Structured figure records
-- start --

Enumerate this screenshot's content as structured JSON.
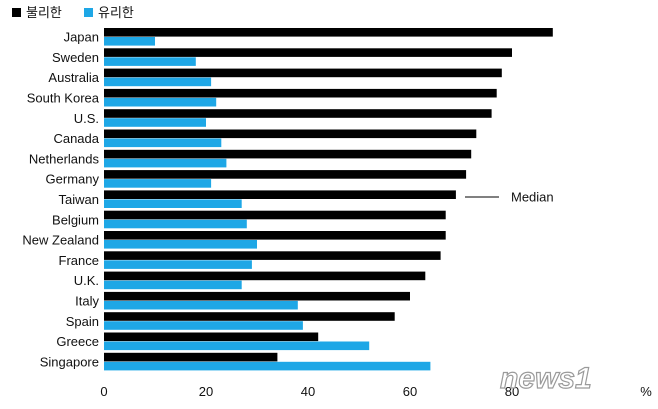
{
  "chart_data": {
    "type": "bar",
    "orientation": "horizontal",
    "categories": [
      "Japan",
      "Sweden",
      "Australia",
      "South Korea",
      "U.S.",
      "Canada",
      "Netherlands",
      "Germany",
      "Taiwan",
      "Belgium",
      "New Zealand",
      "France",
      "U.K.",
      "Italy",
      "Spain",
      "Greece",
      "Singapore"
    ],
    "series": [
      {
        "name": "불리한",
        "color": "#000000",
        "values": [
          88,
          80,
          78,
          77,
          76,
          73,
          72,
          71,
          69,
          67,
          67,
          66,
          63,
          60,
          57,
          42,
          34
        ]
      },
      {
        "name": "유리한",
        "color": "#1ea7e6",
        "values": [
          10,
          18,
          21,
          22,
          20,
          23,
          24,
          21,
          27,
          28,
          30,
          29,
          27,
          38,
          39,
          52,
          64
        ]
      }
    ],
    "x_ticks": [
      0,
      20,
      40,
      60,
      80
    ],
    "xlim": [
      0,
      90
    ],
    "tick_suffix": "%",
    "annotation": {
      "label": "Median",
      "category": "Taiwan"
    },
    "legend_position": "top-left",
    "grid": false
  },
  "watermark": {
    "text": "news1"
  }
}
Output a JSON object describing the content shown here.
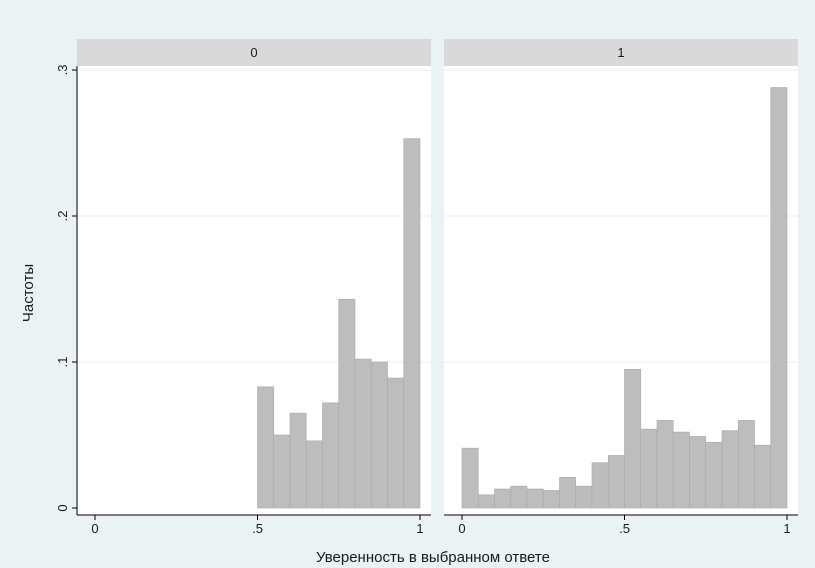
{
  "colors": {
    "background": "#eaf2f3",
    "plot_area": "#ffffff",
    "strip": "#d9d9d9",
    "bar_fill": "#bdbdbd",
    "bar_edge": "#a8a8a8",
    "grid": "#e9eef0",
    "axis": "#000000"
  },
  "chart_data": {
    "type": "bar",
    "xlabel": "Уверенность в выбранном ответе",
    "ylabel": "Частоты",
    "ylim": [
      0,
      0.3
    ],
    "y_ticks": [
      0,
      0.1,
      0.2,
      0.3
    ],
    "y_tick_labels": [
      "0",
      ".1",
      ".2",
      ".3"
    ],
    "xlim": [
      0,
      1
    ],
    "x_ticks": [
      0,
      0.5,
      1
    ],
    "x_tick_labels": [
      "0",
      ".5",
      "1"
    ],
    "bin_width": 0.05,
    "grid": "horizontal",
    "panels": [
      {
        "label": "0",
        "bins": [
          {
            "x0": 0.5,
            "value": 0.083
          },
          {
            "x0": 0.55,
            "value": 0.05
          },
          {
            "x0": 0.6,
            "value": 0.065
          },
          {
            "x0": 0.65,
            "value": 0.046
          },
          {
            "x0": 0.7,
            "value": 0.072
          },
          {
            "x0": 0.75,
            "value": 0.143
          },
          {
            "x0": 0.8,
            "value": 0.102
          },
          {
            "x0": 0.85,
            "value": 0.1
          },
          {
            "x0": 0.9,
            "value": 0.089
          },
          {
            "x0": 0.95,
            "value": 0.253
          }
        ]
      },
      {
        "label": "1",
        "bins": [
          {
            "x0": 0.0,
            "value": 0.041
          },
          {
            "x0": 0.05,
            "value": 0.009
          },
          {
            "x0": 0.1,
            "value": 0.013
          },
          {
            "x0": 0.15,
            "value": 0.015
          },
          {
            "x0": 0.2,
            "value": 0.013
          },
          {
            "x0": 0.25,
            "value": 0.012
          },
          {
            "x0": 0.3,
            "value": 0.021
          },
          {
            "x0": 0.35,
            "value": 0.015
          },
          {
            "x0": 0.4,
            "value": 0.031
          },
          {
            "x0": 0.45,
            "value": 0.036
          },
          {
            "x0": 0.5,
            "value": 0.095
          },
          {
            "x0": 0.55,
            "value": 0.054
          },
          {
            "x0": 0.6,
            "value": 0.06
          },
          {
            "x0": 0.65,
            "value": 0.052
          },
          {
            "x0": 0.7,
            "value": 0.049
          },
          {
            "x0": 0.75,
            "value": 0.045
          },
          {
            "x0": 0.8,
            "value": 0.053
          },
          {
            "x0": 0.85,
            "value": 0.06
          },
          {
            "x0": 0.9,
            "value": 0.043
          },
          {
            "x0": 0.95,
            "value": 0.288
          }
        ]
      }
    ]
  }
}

-- end --

Written request
How many lines in the records above contain the word "horizontal"? Reply with the number and nothing more.

Output below
2